>> START Extracted material
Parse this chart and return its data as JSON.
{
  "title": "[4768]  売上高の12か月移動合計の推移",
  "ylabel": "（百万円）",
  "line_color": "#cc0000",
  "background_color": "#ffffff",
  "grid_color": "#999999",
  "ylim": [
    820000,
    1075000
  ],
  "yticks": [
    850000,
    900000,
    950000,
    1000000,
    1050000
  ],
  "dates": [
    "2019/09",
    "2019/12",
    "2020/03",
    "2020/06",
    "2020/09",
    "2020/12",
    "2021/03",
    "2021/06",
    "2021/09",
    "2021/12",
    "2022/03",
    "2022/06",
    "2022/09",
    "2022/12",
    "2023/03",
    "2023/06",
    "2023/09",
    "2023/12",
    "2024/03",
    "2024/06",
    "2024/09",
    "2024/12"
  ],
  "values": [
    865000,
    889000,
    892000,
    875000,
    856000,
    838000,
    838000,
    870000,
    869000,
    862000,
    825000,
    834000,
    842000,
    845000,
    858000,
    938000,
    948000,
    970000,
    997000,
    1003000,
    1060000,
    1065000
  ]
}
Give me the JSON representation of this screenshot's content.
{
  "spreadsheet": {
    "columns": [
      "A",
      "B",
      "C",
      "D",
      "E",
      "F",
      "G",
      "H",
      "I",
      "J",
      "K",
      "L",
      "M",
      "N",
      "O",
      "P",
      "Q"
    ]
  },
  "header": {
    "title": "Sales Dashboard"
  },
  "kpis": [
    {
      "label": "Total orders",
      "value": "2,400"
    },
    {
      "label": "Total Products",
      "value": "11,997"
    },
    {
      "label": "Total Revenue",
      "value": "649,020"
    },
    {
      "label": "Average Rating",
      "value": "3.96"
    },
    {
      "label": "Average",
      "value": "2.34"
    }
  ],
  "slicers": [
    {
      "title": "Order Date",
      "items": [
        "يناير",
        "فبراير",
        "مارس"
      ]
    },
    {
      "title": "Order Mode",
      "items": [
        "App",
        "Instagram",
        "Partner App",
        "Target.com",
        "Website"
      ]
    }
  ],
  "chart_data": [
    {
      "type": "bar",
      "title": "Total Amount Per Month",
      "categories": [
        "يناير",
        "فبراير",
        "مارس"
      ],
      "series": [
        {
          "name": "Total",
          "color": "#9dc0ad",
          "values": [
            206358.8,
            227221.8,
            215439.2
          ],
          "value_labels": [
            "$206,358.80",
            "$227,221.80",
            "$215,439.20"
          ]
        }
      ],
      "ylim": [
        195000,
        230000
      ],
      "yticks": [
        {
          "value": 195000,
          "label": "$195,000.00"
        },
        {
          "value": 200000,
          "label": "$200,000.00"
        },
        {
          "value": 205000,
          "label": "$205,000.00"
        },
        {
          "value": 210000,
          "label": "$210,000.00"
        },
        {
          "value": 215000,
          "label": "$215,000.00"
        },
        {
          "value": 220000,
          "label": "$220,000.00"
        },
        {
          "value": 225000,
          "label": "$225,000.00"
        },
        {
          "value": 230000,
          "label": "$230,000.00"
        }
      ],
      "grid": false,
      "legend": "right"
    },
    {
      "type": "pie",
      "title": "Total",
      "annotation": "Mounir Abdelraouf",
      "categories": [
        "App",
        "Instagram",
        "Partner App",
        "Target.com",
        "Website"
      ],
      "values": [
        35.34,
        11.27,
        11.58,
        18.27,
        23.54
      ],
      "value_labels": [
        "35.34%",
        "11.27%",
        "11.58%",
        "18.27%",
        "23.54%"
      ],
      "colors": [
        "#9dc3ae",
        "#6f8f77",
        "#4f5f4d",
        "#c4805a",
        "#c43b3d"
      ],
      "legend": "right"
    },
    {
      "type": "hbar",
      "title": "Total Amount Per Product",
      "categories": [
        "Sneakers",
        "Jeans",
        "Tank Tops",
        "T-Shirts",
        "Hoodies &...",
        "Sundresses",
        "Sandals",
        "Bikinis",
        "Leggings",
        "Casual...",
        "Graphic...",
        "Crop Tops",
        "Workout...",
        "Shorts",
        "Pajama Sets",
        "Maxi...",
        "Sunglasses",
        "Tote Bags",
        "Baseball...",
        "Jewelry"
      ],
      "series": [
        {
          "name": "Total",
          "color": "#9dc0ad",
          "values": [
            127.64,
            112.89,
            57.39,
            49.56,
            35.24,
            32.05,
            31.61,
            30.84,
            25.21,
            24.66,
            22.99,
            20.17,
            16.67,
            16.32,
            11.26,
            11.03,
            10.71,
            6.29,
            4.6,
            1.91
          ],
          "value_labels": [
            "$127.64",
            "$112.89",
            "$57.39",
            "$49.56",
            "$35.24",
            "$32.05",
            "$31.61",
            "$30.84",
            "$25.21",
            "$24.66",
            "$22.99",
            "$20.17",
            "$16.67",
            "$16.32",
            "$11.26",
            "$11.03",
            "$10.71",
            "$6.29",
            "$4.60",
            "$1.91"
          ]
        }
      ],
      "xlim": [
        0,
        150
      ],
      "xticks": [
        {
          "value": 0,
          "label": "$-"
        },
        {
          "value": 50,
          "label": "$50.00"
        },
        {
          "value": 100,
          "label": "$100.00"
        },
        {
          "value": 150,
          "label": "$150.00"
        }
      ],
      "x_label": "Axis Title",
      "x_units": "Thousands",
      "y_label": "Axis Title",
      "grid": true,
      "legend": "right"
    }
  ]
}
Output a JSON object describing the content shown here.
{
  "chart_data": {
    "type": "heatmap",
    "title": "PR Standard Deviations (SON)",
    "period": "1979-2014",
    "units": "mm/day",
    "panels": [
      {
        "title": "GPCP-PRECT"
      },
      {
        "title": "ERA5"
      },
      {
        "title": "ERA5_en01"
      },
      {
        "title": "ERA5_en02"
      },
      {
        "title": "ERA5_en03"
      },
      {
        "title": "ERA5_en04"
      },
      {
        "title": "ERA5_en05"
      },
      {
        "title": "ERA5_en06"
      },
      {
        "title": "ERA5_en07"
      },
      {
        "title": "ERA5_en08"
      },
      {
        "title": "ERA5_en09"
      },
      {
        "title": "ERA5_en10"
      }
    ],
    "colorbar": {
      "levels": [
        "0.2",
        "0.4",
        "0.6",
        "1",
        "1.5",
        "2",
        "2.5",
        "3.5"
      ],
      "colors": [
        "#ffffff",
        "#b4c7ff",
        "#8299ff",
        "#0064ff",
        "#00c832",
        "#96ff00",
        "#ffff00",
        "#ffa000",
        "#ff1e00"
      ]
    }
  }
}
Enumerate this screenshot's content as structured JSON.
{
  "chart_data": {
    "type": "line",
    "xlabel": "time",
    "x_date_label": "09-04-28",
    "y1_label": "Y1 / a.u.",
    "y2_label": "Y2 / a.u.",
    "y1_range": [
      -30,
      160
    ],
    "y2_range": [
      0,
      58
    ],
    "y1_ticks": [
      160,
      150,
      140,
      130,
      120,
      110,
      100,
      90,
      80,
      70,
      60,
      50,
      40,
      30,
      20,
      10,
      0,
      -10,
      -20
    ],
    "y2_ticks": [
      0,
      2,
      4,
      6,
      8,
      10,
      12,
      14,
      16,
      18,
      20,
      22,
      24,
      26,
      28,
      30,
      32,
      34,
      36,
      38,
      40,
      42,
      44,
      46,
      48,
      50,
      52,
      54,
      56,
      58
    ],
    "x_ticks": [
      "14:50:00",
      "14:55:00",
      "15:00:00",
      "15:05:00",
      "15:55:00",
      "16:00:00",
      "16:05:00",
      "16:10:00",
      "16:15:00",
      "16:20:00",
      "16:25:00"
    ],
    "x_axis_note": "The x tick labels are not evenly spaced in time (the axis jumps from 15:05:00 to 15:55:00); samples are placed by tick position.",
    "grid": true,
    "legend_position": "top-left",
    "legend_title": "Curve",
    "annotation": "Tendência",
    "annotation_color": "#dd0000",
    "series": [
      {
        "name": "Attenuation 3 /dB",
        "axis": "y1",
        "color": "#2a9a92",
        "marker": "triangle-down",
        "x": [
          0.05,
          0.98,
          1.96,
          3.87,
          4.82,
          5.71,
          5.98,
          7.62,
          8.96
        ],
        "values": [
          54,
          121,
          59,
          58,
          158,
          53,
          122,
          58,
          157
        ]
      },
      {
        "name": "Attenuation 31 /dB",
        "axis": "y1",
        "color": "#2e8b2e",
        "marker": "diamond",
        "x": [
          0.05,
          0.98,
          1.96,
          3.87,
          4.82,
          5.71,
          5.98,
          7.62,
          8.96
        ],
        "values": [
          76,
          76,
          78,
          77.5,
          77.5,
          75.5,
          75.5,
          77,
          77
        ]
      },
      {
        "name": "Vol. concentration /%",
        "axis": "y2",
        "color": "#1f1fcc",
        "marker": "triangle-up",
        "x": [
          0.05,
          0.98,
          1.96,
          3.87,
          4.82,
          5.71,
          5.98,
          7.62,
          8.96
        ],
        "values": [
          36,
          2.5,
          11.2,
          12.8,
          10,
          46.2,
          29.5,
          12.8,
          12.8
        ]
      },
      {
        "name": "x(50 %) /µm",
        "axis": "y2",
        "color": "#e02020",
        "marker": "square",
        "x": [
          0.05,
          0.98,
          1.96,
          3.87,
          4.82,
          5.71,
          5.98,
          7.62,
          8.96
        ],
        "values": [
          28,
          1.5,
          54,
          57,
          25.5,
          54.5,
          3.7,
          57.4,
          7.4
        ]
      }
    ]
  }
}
>> END Extracted material
Task details: Only the number is wanted: how many lines of the material contain the word "time"?

Solved exercise: 2